Data supplied:
[start]

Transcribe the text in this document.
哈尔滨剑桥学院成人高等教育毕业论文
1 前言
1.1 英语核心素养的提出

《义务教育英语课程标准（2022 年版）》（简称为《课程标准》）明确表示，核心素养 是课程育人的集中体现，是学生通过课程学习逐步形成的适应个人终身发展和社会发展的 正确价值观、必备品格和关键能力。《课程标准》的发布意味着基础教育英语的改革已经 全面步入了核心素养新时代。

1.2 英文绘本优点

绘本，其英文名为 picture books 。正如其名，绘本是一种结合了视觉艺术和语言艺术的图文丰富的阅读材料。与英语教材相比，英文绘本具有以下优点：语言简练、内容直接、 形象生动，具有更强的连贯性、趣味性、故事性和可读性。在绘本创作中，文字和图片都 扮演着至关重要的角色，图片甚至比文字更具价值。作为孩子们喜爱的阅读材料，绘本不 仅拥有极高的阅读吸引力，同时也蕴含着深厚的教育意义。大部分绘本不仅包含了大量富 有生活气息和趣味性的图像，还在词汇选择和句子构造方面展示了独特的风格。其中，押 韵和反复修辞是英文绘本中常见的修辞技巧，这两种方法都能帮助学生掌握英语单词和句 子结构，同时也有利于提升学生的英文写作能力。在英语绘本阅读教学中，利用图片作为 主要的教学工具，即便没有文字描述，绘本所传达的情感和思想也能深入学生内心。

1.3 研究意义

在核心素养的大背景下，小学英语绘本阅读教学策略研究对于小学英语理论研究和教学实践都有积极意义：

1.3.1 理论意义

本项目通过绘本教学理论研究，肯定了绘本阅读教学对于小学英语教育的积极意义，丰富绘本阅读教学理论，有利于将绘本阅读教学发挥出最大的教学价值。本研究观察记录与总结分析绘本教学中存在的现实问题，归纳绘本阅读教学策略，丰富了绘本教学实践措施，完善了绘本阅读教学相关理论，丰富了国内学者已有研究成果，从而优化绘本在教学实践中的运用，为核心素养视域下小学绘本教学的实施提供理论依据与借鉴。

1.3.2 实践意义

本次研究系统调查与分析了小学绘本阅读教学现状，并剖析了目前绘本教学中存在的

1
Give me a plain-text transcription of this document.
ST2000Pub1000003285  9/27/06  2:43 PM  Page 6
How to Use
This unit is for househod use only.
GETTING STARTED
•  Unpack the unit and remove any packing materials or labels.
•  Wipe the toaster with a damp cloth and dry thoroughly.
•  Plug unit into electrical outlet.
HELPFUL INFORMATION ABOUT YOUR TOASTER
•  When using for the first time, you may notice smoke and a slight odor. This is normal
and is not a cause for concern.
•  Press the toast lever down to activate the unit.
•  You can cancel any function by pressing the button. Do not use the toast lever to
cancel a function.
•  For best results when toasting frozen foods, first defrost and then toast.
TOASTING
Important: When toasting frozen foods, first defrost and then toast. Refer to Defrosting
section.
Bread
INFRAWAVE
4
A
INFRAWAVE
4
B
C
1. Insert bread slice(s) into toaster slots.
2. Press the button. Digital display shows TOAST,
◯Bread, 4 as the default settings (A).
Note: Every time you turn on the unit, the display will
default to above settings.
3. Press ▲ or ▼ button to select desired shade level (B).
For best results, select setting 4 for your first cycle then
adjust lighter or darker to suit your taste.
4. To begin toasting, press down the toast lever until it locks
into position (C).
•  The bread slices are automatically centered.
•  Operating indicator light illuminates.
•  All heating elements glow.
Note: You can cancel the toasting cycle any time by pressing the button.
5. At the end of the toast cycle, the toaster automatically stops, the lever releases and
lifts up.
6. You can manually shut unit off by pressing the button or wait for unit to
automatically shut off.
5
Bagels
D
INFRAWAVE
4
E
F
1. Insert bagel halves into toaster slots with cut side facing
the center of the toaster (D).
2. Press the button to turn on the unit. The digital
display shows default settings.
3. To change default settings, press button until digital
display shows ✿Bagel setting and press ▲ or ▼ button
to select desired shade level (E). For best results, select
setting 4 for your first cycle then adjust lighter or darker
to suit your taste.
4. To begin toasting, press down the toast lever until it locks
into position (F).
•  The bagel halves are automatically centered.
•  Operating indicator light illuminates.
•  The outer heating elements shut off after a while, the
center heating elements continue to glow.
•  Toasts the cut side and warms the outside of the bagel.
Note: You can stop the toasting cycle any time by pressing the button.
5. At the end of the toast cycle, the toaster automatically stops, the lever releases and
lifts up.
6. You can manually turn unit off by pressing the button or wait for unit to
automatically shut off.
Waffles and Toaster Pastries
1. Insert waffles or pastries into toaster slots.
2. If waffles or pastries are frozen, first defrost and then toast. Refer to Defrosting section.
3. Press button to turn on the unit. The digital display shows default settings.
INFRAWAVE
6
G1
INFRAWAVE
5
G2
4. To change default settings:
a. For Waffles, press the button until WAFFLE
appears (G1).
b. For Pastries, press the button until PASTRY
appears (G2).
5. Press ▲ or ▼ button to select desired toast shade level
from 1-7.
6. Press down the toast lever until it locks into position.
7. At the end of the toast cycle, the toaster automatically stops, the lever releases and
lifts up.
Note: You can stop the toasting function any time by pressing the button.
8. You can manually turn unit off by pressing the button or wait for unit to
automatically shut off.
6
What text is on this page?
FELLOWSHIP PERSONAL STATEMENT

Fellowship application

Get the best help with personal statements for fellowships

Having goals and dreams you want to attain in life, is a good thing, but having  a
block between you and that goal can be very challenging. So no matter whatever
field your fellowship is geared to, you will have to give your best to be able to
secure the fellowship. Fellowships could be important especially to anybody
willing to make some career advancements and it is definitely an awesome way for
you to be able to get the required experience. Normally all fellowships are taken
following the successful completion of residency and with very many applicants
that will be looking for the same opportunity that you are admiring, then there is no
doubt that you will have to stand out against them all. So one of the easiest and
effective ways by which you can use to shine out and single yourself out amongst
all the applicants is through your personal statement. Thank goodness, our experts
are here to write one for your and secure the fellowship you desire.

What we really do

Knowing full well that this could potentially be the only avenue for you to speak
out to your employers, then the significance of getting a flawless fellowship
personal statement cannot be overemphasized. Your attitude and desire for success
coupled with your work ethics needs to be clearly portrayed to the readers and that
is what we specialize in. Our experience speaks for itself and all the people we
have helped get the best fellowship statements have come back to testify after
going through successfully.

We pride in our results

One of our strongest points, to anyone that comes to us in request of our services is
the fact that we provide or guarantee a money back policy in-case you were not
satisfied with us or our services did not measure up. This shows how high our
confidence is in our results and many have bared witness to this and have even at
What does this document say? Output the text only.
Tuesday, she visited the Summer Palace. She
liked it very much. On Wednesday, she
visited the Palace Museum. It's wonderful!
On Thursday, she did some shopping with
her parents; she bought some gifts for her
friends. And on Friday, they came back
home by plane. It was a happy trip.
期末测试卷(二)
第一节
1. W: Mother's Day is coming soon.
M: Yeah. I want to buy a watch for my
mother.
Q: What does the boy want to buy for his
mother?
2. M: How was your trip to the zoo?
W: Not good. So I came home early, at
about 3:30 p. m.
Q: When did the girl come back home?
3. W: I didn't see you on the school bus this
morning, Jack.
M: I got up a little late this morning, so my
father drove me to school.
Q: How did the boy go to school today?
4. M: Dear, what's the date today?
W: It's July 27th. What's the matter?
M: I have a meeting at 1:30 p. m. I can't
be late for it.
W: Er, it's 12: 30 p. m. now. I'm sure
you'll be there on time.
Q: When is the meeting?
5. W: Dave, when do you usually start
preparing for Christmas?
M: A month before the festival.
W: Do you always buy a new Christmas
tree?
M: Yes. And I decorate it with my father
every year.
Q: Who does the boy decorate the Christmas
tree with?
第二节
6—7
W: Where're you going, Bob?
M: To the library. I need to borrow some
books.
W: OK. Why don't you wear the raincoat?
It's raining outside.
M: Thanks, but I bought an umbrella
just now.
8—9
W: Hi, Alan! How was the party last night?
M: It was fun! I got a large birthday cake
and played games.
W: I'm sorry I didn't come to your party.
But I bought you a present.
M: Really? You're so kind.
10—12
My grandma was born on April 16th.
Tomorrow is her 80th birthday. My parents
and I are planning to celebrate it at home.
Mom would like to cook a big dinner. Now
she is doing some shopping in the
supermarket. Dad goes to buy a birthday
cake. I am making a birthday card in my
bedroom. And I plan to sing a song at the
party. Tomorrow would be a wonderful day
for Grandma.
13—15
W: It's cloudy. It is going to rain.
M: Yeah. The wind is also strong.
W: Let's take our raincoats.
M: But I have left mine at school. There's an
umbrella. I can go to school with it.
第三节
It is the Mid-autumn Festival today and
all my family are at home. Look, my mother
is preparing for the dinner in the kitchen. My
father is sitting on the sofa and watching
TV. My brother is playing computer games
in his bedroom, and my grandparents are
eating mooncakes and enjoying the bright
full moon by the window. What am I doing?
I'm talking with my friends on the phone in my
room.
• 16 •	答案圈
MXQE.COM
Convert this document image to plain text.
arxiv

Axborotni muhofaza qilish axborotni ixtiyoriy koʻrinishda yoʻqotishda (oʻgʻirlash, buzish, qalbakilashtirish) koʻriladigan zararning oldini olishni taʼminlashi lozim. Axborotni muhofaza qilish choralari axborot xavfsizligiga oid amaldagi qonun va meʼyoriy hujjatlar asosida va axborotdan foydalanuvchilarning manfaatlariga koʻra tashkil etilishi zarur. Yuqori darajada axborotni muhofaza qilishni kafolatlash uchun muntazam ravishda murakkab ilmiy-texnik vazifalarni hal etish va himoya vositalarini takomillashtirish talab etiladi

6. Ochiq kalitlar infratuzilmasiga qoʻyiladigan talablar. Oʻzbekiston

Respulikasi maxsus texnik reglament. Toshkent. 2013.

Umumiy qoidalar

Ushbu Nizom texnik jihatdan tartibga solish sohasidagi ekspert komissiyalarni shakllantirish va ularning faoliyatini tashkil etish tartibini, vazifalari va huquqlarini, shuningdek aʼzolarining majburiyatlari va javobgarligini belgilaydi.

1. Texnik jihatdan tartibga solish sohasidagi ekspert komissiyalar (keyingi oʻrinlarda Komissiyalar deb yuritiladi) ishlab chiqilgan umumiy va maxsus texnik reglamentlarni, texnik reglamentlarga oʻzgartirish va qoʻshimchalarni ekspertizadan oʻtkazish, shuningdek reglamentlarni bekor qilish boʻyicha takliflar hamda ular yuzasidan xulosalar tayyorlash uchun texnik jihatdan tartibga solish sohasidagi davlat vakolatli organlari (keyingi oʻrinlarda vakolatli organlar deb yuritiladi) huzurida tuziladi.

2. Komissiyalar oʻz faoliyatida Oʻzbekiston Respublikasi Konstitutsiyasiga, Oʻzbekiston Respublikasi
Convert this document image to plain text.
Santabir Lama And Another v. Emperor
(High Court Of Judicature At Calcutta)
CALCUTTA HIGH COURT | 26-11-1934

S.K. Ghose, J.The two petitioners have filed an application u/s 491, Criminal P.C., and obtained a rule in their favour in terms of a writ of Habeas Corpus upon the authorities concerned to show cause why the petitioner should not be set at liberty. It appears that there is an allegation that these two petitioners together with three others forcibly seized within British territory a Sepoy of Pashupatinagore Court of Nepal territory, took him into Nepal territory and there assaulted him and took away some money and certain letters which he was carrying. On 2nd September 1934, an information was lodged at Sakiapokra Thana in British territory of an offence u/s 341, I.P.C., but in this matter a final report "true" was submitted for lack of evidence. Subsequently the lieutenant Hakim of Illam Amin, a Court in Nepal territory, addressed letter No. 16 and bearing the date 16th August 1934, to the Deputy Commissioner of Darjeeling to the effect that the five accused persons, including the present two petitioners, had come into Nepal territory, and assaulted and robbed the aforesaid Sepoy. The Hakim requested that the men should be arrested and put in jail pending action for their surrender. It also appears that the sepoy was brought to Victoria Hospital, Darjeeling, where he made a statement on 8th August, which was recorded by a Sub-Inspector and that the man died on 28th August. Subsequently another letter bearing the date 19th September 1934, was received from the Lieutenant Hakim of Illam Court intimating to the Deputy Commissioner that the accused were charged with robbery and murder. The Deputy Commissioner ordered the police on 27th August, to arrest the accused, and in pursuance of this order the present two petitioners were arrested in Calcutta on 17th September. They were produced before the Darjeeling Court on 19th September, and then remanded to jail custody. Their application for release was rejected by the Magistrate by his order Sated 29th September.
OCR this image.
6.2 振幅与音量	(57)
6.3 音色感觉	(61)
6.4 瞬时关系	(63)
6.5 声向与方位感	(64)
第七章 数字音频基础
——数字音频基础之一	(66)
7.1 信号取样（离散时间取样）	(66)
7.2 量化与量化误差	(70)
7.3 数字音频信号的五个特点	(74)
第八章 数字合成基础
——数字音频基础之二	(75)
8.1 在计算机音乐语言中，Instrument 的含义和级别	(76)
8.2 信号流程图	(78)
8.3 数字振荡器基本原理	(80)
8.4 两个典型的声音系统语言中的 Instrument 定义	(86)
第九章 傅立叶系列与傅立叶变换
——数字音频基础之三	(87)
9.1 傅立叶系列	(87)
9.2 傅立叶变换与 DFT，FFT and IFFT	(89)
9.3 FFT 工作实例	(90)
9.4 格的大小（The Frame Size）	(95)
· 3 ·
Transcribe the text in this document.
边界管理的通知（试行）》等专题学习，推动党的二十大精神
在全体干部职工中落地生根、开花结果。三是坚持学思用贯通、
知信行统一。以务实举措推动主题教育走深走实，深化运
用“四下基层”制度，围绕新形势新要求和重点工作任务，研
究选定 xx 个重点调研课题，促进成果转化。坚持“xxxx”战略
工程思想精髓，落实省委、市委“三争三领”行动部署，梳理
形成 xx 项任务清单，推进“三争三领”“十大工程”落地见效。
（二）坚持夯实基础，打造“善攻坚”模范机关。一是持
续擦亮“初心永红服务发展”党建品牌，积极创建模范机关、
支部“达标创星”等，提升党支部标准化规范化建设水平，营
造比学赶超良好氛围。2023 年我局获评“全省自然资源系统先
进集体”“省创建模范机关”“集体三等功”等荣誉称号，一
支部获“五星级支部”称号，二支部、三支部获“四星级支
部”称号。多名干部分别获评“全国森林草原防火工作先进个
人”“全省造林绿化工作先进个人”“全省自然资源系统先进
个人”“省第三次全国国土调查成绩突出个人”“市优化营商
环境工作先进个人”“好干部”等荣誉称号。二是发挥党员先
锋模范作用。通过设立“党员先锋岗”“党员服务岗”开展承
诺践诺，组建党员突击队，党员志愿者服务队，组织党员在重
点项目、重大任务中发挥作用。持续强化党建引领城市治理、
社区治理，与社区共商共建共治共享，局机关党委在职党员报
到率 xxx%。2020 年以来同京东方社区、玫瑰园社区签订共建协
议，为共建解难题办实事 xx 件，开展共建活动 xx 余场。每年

[end]

Directions: Sift through the entries and copy every line with "visited".

Expected output:
Tuesday, she visited the Summer Palace. She
visited the Palace Museum. It's wonderful!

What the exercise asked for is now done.